### About this exercise:
Leave out the pictures and transcribe the rest of the records exactly.

### Exercise material:
┄┄┄┄┄┄┄┄┄┄┄┄┄┄┄┄┄┄┄┄

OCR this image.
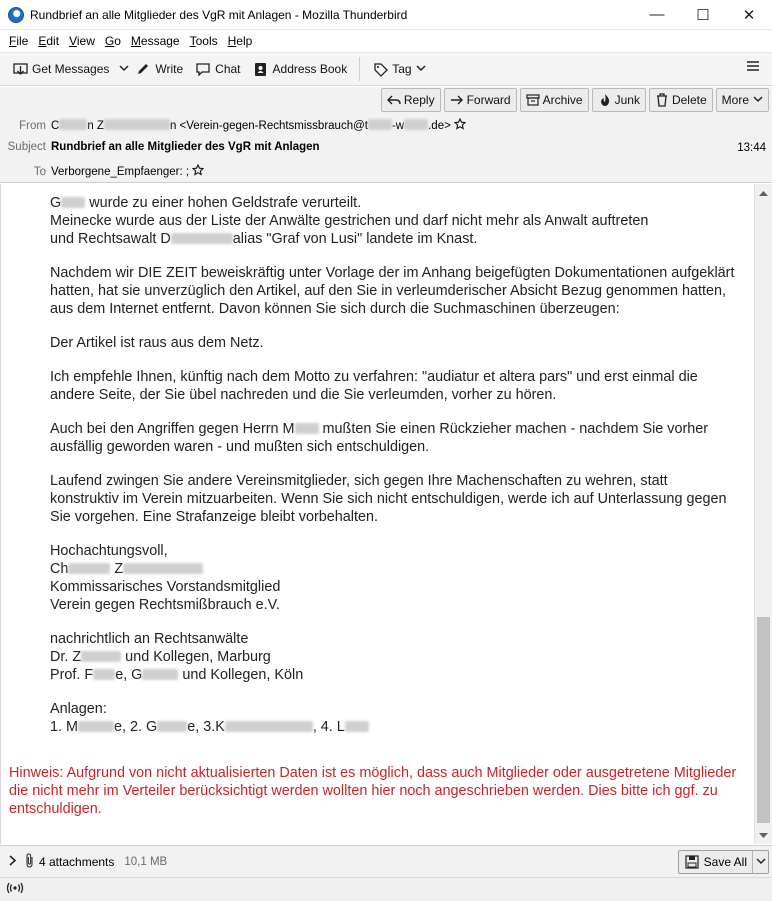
Rundbrief an alle Mitglieder des VgR mit Anlagen - Mozilla Thunderbird	—	☐	✕
File Edit View Go Message Tools Help
Get Messages	Write	Chat	Address Book	Tag
Reply	Forward	Archive	Junk	Delete More
From C n Z	n <Verein-gegen-Rechtsmissbrauch@t -w .de>
Subject Rundbrief an alle Mitglieder des VgR mit Anlagen	13:44
To Verborgene_Empfaenger: ;

G wurde zu einer hohen Geldstrafe verurteilt.
Meinecke wurde aus der Liste der Anwälte gestrichen und darf nicht mehr als Anwalt auftreten
und Rechtsawalt D	alias "Graf von Lusi" landete im Knast.

Nachdem wir DIE ZEIT beweiskräftig unter Vorlage der im Anhang beigefügten Dokumentationen aufgeklärt hatten, hat sie unverzüglich den Artikel, auf den Sie in verleumderischer Absicht Bezug genommen hatten, aus dem Internet entfernt. Davon können Sie sich durch die Suchmaschinen überzeugen:

Der Artikel ist raus aus dem Netz.

Ich empfehle Ihnen, künftig nach dem Motto zu verfahren: "audiatur et altera pars" und erst einmal die andere Seite, der Sie übel nachreden und die Sie verleumden, vorher zu hören.

Auch bei den Angriffen gegen Herrn M mußten Sie einen Rückzieher machen - nachdem Sie vorher ausfällig geworden waren - und mußten sich entschuldigen.

Laufend zwingen Sie andere Vereinsmitglieder, sich gegen Ihre Machenschaften zu wehren, statt konstruktiv im Verein mitzuarbeiten. Wenn Sie sich nicht entschuldigen, werde ich auf Unterlassung gegen Sie vorgehen. Eine Strafanzeige bleibt vorbehalten.

Hochachtungsvoll,
Ch	Z
Kommissarisches Vorstandsmitglied
Verein gegen Rechtsmißbrauch e.V.

nachrichtlich an Rechtsanwälte
Dr. Z	und Kollegen, Marburg
Prof. F e, G	und Kollegen, Köln

Anlagen:
1. M	e, 2. G e, 3.K	, 4. L

Hinweis: Aufgrund von nicht aktualisierten Daten ist es möglich, dass auch Mitglieder oder ausgetretene Mitglieder die nicht mehr im Verteiler berücksichtigt werden wollten hier noch angeschrieben werden. Dies bitte ich ggf. zu entschuldigen.
4 attachments 10,1 MB	Save All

┄┄┄┄┄┄┄┄┄┄┄┄┄┄┄┄┄┄┄┄

### Response:
OCR this image.
Rundbrief an alle Mitglieder des VgR mit Anlagen - Mozilla Thunderbird	—	☐	✕
File Edit View Go Message Tools Help
Get Messages	Write	Chat	Address Book	Tag
Reply	Forward	Archive	Junk	Delete More
From C n Z	n <Verein-gegen-Rechtsmissbrauch@t -w .de>
Subject Rundbrief an alle Mitglieder des VgR mit Anlagen	13:44
To Verborgene_Empfaenger: ;

G wurde zu einer hohen Geldstrafe verurteilt.
Meinecke wurde aus der Liste der Anwälte gestrichen und darf nicht mehr als Anwalt auftreten
und Rechtsawalt D	alias "Graf von Lusi" landete im Knast.

Nachdem wir DIE ZEIT beweiskräftig unter Vorlage der im Anhang beigefügten Dokumentationen aufgeklärt hatten, hat sie unverzüglich den Artikel, auf den Sie in verleumderischer Absicht Bezug genommen hatten, aus dem Internet entfernt. Davon können Sie sich durch die Suchmaschinen überzeugen:

Der Artikel ist raus aus dem Netz.

Ich empfehle Ihnen, künftig nach dem Motto zu verfahren: "audiatur et altera pars" und erst einmal die andere Seite, der Sie übel nachreden und die Sie verleumden, vorher zu hören.

Auch bei den Angriffen gegen Herrn M mußten Sie einen Rückzieher machen - nachdem Sie vorher ausfällig geworden waren - und mußten sich entschuldigen.

Laufend zwingen Sie andere Vereinsmitglieder, sich gegen Ihre Machenschaften zu wehren, statt konstruktiv im Verein mitzuarbeiten. Wenn Sie sich nicht entschuldigen, werde ich auf Unterlassung gegen Sie vorgehen. Eine Strafanzeige bleibt vorbehalten.

Hochachtungsvoll,
Ch	Z
Kommissarisches Vorstandsmitglied
Verein gegen Rechtsmißbrauch e.V.

nachrichtlich an Rechtsanwälte
Dr. Z	und Kollegen, Marburg
Prof. F e, G	und Kollegen, Köln

Anlagen:
1. M	e, 2. G e, 3.K	, 4. L

Hinweis: Aufgrund von nicht aktualisierten Daten ist es möglich, dass auch Mitglieder oder ausgetretene Mitglieder die nicht mehr im Verteiler berücksichtigt werden wollten hier noch angeschrieben werden. Dies bitte ich ggf. zu entschuldigen.
4 attachments 10,1 MB	Save All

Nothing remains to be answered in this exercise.